**SET PROBLEM**
Return each line containing the string "août".

**INFORMATION GIVEN**
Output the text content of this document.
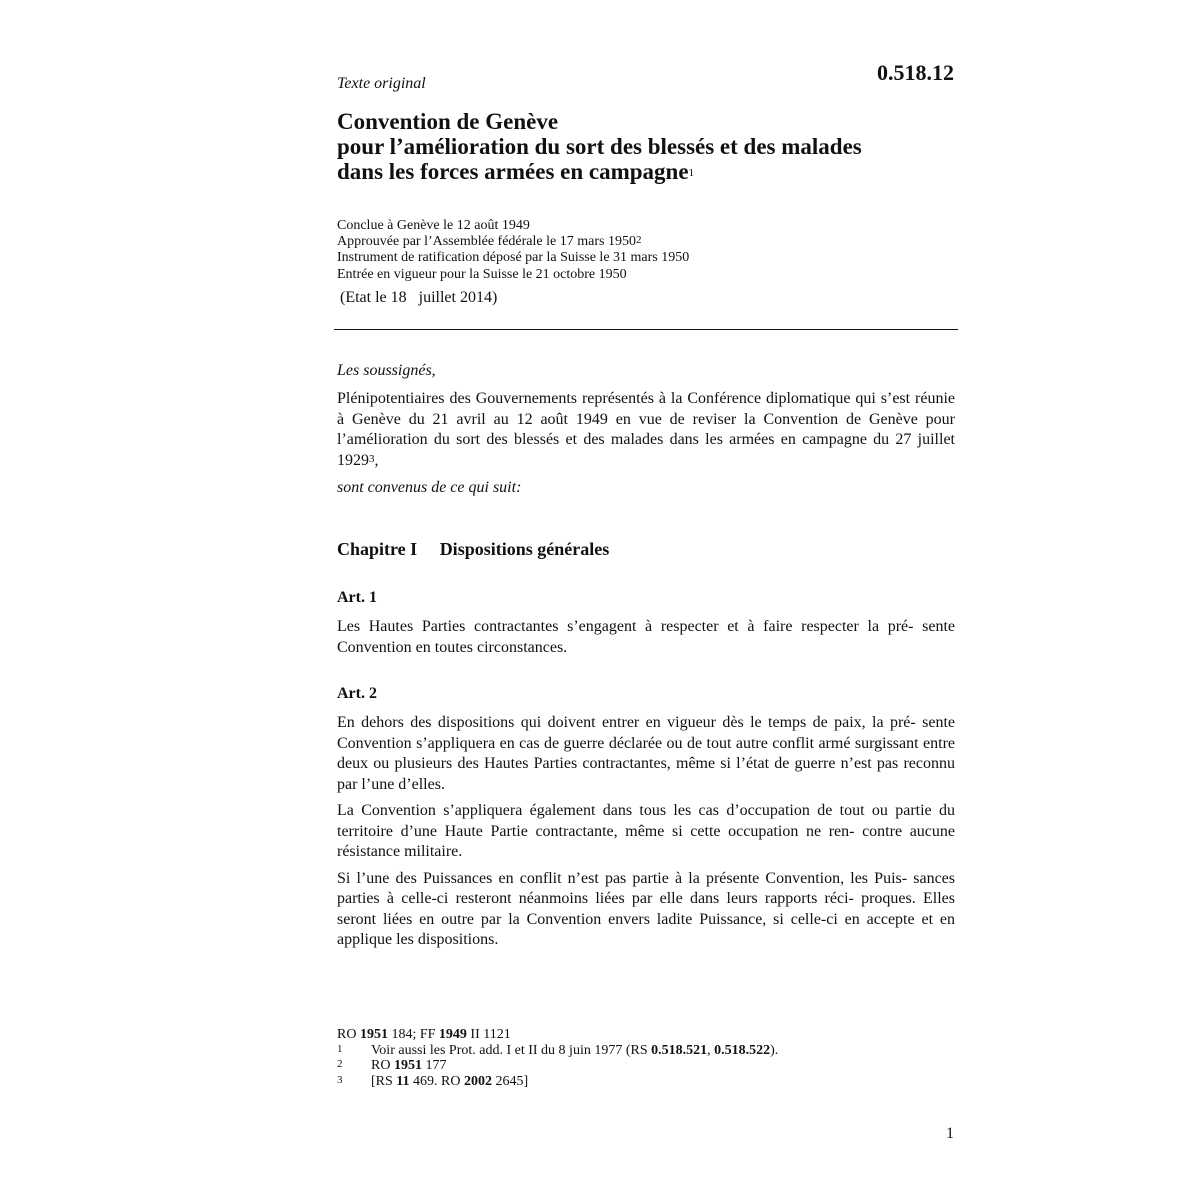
0.518.12
Texte original
Convention de Genève
pour l’amélioration du sort des blessés et des malades
dans les forces armées en campagne$^1$
Conclue à Genève le 12 août 1949
Approuvée par l’Assemblée fédérale le 17 mars 1950$^2$
Instrument de ratification déposé par la Suisse le 31 mars 1950
Entrée en vigueur pour la Suisse le 21 octobre 1950
(Etat le 18   juillet 2014)
Les soussignés,
Plénipotentiaires des Gouvernements représentés à la Conférence diplomatique qui s’est réunie à Genève du 21 avril au 12 août 1949 en vue de reviser la Convention de Genève pour l’amélioration du sort des blessés et des malades dans les armées en campagne du 27 juillet 1929$^3$,
sont convenus de ce qui suit:
Chapitre I Dispositions générales
Art. 1

Les Hautes Parties contractantes s’engagent à respecter et à faire respecter la pré- sente Convention en toutes circonstances.

Art. 2

En dehors des dispositions qui doivent entrer en vigueur dès le temps de paix, la pré- sente Convention s’appliquera en cas de guerre déclarée ou de tout autre conflit armé surgissant entre deux ou plusieurs des Hautes Parties contractantes, même si l’état de guerre n’est pas reconnu par l’une d’elles.

La Convention s’appliquera également dans tous les cas d’occupation de tout ou partie du territoire d’une Haute Partie contractante, même si cette occupation ne ren- contre aucune résistance militaire.

Si l’une des Puissances en conflit n’est pas partie à la présente Convention, les Puis- sances parties à celle-ci resteront néanmoins liées par elle dans leurs rapports réci- proques. Elles seront liées en outre par la Convention envers ladite Puissance, si celle-ci en accepte et en applique les dispositions.

RO 1951 184; FF 1949 II 1121
1	Voir aussi les Prot. add. I et II du 8 juin 1977 (RS 0.518.521, 0.518.522).
2	RO 1951 177
3	[RS 11 469. RO 2002 2645]
1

**SOLUTION TO THIS EXERCISE**
Conclue à Genève le 12 août 1949
Plénipotentiaires des Gouvernements représentés à la Conférence diplomatique qui s’est réunie à Genève du 21 avril au 12 août 1949 en vue de reviser la Convention de Genève pour l’amélioration du sort des blessés et des malades dans les armées en campagne du 27 juillet 1929$^3$,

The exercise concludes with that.